* Short problem *
Make an exact copy of each entry, leaving out every picture.

* Provided records *
------

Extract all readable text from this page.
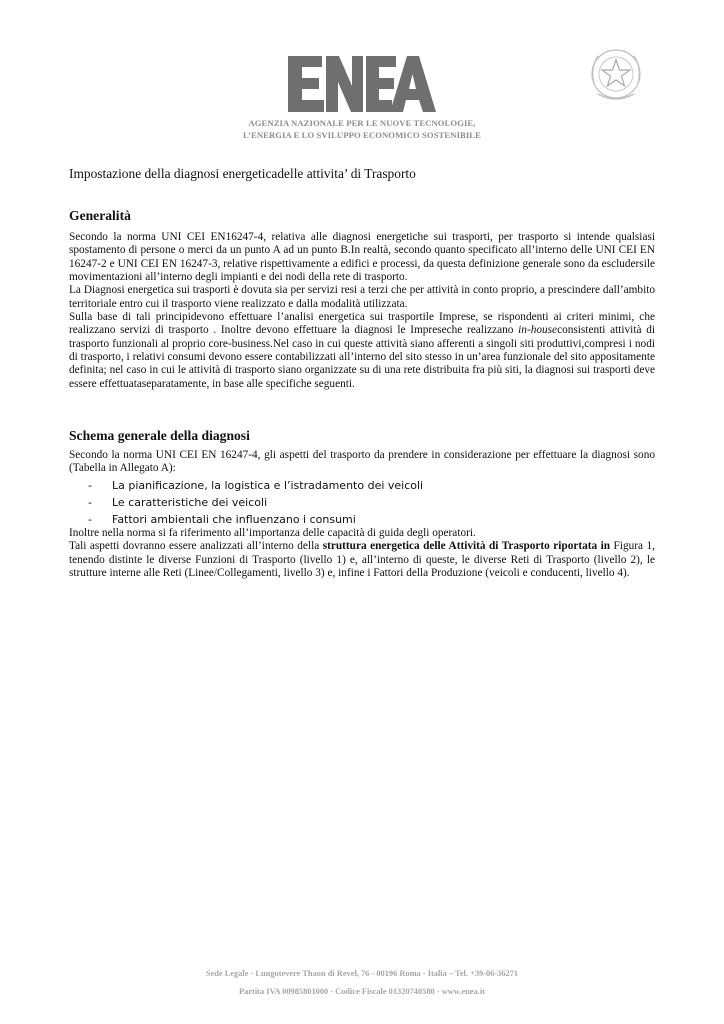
AGENZIA NAZIONALE PER LE NUOVE TECNOLOGIE,
L’ENERGIA E LO SVILUPPO ECONOMICO SOSTENIBILE
Impostazione della diagnosi energeticadelle attivita’ di Trasporto
Generalità

Secondo la norma UNI CEI EN16247-4, relativa alle diagnosi energetiche sui trasporti, per trasporto si intende qualsiasi spostamento di persone o merci da un punto A ad un punto B.In realtà, secondo quanto specificato all’interno delle UNI CEI EN 16247-2 e UNI CEI EN 16247-3, relative rispettivamente a edifici e processi, da questa definizione generale sono da escludersile movimentazioni all’interno degli impianti e dei nodi della rete di trasporto.

La Diagnosi energetica sui trasporti è dovuta sia per servizi resi a terzi che per attività in conto proprio, a prescindere dall’ambito territoriale entro cui il trasporto viene realizzato e dalla modalità utilizzata.

Sulla base di tali principidevono effettuare l’analisi energetica sui trasportile Imprese, se rispondenti ai criteri minimi, che realizzano servizi di trasporto . Inoltre devono effettuare la diagnosi le Impreseche realizzano in-houseconsistenti attività di trasporto funzionali al proprio core-business.Nel caso in cui queste attività siano afferenti a singoli siti produttivi,compresi i nodi di trasporto, i relativi consumi devono essere contabilizzati all’interno del sito stesso in un’area funzionale del sito appositamente definita; nel caso in cui le attività di trasporto siano organizzate su di una rete distribuita fra più siti, la diagnosi sui trasporti deve essere effettuataseparatamente, in base alle specifiche seguenti.

Schema generale della diagnosi

Secondo la norma UNI CEI EN 16247-4, gli aspetti del trasporto da prendere in considerazione per effettuare la diagnosi sono (Tabella in Allegato A):

- La pianificazione, la logistica e l’istradamento dei veicoli
- Le caratteristiche dei veicoli
- Fattori ambientali che influenzano i consumi

Inoltre nella norma si fa riferimento all’importanza delle capacità di guida degli operatori.

Tali aspetti dovranno essere analizzati all’interno della struttura energetica delle Attività di Trasporto riportata in Figura 1, tenendo distinte le diverse Funzioni di Trasporto (livello 1) e, all’interno di queste, le diverse Reti di Trasporto (livello 2), le strutture interne alle Reti (Linee/Collegamenti, livello 3) e, infine i Fattori della Produzione (veicoli e conducenti, livello 4).

Sede Legale - Lungotevere Thaon di Revel, 76 - 00196 Roma - Italia – Tel. +39-06-36271
Partita IVA 00985801000 - Codice Fiscale 01320740580 - www.enea.it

------

* Task output *
Extract all readable text from this page.
AGENZIA NAZIONALE PER LE NUOVE TECNOLOGIE,
L’ENERGIA E LO SVILUPPO ECONOMICO SOSTENIBILE
Impostazione della diagnosi energeticadelle attivita’ di Trasporto
Generalità

Secondo la norma UNI CEI EN16247-4, relativa alle diagnosi energetiche sui trasporti, per trasporto si intende qualsiasi spostamento di persone o merci da un punto A ad un punto B.In realtà, secondo quanto specificato all’interno delle UNI CEI EN 16247-2 e UNI CEI EN 16247-3, relative rispettivamente a edifici e processi, da questa definizione generale sono da escludersile movimentazioni all’interno degli impianti e dei nodi della rete di trasporto.

La Diagnosi energetica sui trasporti è dovuta sia per servizi resi a terzi che per attività in conto proprio, a prescindere dall’ambito territoriale entro cui il trasporto viene realizzato e dalla modalità utilizzata.

Sulla base di tali principidevono effettuare l’analisi energetica sui trasportile Imprese, se rispondenti ai criteri minimi, che realizzano servizi di trasporto . Inoltre devono effettuare la diagnosi le Impreseche realizzano in-houseconsistenti attività di trasporto funzionali al proprio core-business.Nel caso in cui queste attività siano afferenti a singoli siti produttivi,compresi i nodi di trasporto, i relativi consumi devono essere contabilizzati all’interno del sito stesso in un’area funzionale del sito appositamente definita; nel caso in cui le attività di trasporto siano organizzate su di una rete distribuita fra più siti, la diagnosi sui trasporti deve essere effettuataseparatamente, in base alle specifiche seguenti.

Schema generale della diagnosi

Secondo la norma UNI CEI EN 16247-4, gli aspetti del trasporto da prendere in considerazione per effettuare la diagnosi sono (Tabella in Allegato A):

- La pianificazione, la logistica e l’istradamento dei veicoli
- Le caratteristiche dei veicoli
- Fattori ambientali che influenzano i consumi

Inoltre nella norma si fa riferimento all’importanza delle capacità di guida degli operatori.

Tali aspetti dovranno essere analizzati all’interno della struttura energetica delle Attività di Trasporto riportata in Figura 1, tenendo distinte le diverse Funzioni di Trasporto (livello 1) e, all’interno di queste, le diverse Reti di Trasporto (livello 2), le strutture interne alle Reti (Linee/Collegamenti, livello 3) e, infine i Fattori della Produzione (veicoli e conducenti, livello 4).

Sede Legale - Lungotevere Thaon di Revel, 76 - 00196 Roma - Italia – Tel. +39-06-36271
Partita IVA 00985801000 - Codice Fiscale 01320740580 - www.enea.it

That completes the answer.